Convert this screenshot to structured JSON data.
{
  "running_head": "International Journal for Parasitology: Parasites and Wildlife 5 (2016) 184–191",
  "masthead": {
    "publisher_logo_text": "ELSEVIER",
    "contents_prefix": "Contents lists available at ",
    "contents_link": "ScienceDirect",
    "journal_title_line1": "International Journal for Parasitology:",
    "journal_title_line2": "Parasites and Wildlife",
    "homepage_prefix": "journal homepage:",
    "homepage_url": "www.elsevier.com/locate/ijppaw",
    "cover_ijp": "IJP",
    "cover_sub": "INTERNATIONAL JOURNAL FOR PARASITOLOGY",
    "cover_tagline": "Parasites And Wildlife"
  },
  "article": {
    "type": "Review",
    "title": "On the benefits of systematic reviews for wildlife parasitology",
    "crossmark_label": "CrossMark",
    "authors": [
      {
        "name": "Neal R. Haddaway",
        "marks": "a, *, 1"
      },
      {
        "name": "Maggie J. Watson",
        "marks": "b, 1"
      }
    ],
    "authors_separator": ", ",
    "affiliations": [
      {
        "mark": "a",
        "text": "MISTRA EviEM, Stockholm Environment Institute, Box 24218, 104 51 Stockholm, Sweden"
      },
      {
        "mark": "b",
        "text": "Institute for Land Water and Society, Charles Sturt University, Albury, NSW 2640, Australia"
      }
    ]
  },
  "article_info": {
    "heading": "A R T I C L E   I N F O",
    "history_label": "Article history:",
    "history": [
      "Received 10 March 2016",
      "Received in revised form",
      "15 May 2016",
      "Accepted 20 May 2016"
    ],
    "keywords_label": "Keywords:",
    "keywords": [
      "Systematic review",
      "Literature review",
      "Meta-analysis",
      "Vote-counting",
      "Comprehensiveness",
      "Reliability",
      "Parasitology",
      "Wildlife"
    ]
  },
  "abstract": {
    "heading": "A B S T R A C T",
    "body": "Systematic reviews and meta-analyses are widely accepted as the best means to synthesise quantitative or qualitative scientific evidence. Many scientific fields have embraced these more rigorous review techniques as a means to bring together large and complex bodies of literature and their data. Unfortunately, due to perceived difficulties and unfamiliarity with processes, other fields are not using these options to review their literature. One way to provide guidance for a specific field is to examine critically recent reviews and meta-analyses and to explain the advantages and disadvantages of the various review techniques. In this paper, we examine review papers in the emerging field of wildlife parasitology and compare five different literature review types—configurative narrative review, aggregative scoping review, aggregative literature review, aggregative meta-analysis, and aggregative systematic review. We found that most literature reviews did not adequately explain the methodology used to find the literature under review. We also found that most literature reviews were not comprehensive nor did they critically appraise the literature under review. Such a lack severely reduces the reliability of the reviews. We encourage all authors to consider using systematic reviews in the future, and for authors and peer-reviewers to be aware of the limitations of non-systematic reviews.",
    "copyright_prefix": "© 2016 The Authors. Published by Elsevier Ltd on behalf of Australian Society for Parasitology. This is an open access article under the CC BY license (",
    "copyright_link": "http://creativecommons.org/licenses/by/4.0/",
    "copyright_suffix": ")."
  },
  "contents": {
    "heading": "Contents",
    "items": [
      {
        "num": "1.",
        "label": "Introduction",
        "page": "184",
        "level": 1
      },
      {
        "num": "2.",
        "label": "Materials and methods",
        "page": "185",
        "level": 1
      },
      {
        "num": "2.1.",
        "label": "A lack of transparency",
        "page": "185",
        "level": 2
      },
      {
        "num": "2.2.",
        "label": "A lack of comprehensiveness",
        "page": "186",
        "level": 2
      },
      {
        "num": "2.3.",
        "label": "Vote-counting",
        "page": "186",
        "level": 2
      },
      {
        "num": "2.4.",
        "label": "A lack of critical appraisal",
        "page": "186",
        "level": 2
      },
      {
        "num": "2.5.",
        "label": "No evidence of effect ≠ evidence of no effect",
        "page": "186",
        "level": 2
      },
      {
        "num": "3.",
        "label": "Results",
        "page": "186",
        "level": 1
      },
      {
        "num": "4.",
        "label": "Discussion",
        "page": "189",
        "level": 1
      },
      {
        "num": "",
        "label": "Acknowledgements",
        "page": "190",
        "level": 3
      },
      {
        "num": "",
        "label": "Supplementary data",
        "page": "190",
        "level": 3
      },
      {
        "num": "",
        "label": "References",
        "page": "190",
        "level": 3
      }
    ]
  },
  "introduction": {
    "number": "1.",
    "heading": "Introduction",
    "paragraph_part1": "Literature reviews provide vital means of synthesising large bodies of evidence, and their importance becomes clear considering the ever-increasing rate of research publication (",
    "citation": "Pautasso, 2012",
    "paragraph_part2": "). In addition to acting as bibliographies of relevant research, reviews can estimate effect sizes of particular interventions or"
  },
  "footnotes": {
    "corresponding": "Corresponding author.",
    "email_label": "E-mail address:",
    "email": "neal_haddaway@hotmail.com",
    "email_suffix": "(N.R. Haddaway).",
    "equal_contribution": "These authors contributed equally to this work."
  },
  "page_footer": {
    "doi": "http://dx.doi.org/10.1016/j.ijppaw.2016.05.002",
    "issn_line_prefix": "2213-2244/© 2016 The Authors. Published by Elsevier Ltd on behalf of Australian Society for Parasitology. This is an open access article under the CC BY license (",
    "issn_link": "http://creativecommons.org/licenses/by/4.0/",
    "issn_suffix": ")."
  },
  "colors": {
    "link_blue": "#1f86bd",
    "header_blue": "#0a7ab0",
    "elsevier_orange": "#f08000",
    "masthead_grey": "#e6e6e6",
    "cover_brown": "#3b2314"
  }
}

══════════════════════════════

_Exercise objective_.
Filter for "http". Return all lines that hold it.

_Full output_.
    "copyright_link": "http://creativecommons.org/licenses/by/4.0/",
    "doi": "http://dx.doi.org/10.1016/j.ijppaw.2016.05.002",
    "issn_link": "http://creativecommons.org/licenses/by/4.0/",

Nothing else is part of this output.